__Work to do__:
Keep the pictures out and restate every record exactly.

__Dataset records__:

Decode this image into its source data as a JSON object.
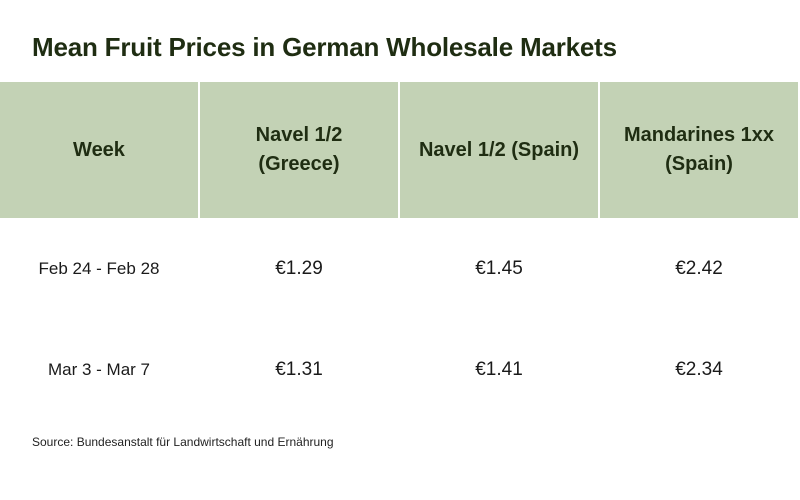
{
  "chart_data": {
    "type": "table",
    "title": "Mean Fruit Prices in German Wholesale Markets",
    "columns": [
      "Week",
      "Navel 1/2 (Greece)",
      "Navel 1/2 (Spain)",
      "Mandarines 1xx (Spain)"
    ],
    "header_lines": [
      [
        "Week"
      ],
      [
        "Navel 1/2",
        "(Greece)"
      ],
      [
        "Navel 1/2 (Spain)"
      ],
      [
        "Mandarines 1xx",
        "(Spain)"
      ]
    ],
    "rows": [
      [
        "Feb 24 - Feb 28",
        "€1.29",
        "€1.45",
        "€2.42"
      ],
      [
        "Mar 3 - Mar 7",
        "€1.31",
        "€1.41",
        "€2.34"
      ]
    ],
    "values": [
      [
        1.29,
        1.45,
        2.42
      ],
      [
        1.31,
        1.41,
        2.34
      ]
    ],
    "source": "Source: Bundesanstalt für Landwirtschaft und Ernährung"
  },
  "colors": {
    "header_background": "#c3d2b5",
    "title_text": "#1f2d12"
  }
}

__Task response__:
Decode this image into its source data as a JSON object.
{
  "chart_data": {
    "type": "table",
    "title": "Mean Fruit Prices in German Wholesale Markets",
    "columns": [
      "Week",
      "Navel 1/2 (Greece)",
      "Navel 1/2 (Spain)",
      "Mandarines 1xx (Spain)"
    ],
    "header_lines": [
      [
        "Week"
      ],
      [
        "Navel 1/2",
        "(Greece)"
      ],
      [
        "Navel 1/2 (Spain)"
      ],
      [
        "Mandarines 1xx",
        "(Spain)"
      ]
    ],
    "rows": [
      [
        "Feb 24 - Feb 28",
        "€1.29",
        "€1.45",
        "€2.42"
      ],
      [
        "Mar 3 - Mar 7",
        "€1.31",
        "€1.41",
        "€2.34"
      ]
    ],
    "values": [
      [
        1.29,
        1.45,
        2.42
      ],
      [
        1.31,
        1.41,
        2.34
      ]
    ],
    "source": "Source: Bundesanstalt für Landwirtschaft und Ernährung"
  },
  "colors": {
    "header_background": "#c3d2b5",
    "title_text": "#1f2d12"
  }
}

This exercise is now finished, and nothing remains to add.